Check each line of the listing, and copy it if it contains the word "screenshot".

GIVEN RECORDS
....

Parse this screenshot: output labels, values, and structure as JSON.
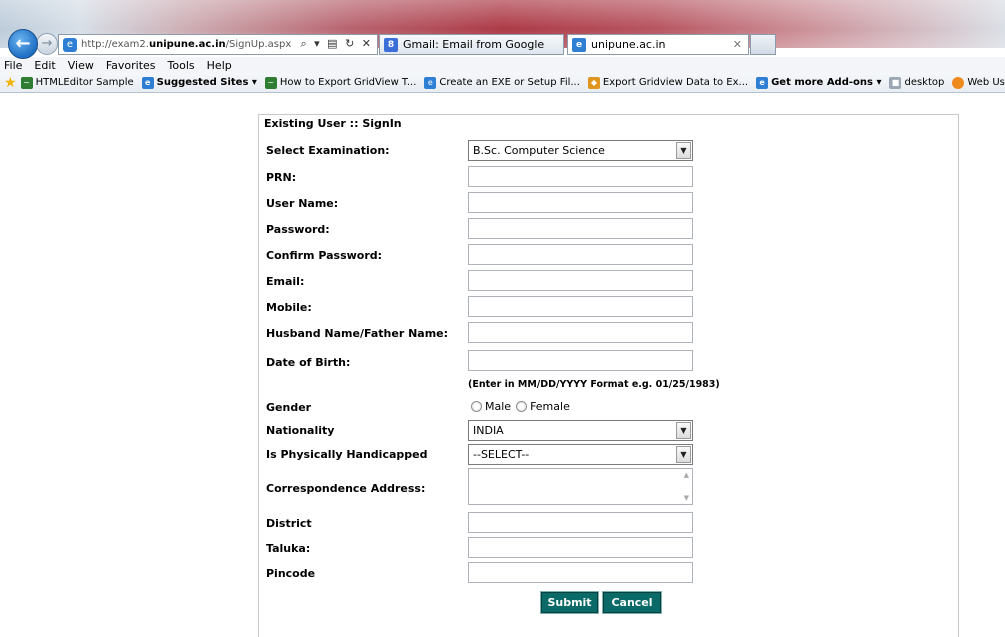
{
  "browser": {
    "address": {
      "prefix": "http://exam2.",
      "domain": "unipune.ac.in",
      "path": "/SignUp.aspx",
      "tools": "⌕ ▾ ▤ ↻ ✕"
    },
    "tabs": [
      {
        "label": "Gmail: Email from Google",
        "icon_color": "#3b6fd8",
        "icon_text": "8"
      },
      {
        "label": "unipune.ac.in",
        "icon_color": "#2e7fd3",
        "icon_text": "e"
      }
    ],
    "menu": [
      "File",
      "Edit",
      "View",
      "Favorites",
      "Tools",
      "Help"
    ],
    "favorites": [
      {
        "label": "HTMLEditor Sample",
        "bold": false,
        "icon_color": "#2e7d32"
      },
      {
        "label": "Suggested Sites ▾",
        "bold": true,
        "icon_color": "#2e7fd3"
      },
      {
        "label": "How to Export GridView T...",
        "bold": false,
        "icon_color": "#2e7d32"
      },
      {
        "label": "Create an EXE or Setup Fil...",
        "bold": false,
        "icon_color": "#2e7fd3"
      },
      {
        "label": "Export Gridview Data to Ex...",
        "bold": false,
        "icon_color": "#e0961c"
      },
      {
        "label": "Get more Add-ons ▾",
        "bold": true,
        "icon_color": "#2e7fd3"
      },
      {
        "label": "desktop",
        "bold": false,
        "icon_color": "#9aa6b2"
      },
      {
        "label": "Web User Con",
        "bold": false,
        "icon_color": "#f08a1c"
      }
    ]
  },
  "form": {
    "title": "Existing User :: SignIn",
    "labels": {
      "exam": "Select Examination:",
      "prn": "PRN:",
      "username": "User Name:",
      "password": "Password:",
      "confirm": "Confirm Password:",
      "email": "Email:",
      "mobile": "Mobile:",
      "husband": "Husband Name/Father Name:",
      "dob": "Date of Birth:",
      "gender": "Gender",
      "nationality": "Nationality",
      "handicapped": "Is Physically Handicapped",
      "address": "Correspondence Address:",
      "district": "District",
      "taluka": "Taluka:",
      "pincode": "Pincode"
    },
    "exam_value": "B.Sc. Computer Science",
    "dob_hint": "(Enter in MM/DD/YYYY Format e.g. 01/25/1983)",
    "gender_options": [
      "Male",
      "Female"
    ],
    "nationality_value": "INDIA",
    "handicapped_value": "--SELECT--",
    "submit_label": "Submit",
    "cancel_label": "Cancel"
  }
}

....

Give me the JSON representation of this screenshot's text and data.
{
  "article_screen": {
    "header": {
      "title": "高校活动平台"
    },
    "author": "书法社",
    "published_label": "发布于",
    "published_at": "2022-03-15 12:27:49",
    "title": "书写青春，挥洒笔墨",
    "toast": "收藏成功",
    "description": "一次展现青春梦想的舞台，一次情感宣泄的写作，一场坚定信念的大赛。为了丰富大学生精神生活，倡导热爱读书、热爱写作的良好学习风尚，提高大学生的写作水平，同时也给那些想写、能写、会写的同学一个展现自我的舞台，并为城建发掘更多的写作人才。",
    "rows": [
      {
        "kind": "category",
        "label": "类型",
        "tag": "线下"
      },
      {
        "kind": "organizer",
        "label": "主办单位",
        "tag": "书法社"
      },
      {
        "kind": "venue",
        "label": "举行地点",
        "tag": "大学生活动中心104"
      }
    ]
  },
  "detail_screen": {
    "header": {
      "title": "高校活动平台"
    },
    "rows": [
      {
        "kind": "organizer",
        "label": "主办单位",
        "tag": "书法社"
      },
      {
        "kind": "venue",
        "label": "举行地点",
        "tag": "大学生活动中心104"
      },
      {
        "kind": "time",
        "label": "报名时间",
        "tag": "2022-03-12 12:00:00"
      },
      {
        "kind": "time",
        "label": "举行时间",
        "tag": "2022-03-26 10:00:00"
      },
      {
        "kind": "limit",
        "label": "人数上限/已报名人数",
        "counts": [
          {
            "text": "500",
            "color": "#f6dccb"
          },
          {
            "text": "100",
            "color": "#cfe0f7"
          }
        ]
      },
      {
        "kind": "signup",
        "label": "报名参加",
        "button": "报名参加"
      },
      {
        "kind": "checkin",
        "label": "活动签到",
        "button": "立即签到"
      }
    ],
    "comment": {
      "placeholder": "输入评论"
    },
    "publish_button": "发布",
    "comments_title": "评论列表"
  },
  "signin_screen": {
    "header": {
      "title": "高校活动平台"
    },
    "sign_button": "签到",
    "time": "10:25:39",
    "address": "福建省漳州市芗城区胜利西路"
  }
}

....

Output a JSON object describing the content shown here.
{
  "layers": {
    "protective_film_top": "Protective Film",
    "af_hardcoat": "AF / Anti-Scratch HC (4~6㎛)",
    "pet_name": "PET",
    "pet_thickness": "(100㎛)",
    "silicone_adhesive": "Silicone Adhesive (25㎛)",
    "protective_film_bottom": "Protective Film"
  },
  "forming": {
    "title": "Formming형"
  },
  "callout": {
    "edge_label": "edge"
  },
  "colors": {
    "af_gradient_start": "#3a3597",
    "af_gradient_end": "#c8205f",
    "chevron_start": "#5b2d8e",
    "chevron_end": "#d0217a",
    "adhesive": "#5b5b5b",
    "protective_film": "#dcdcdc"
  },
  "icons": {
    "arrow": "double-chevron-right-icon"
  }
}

....

CORRECT ANSWER
Parse this screenshot: output labels, values, and structure as JSON.
Give me the JSON representation of this screenshot's text and data.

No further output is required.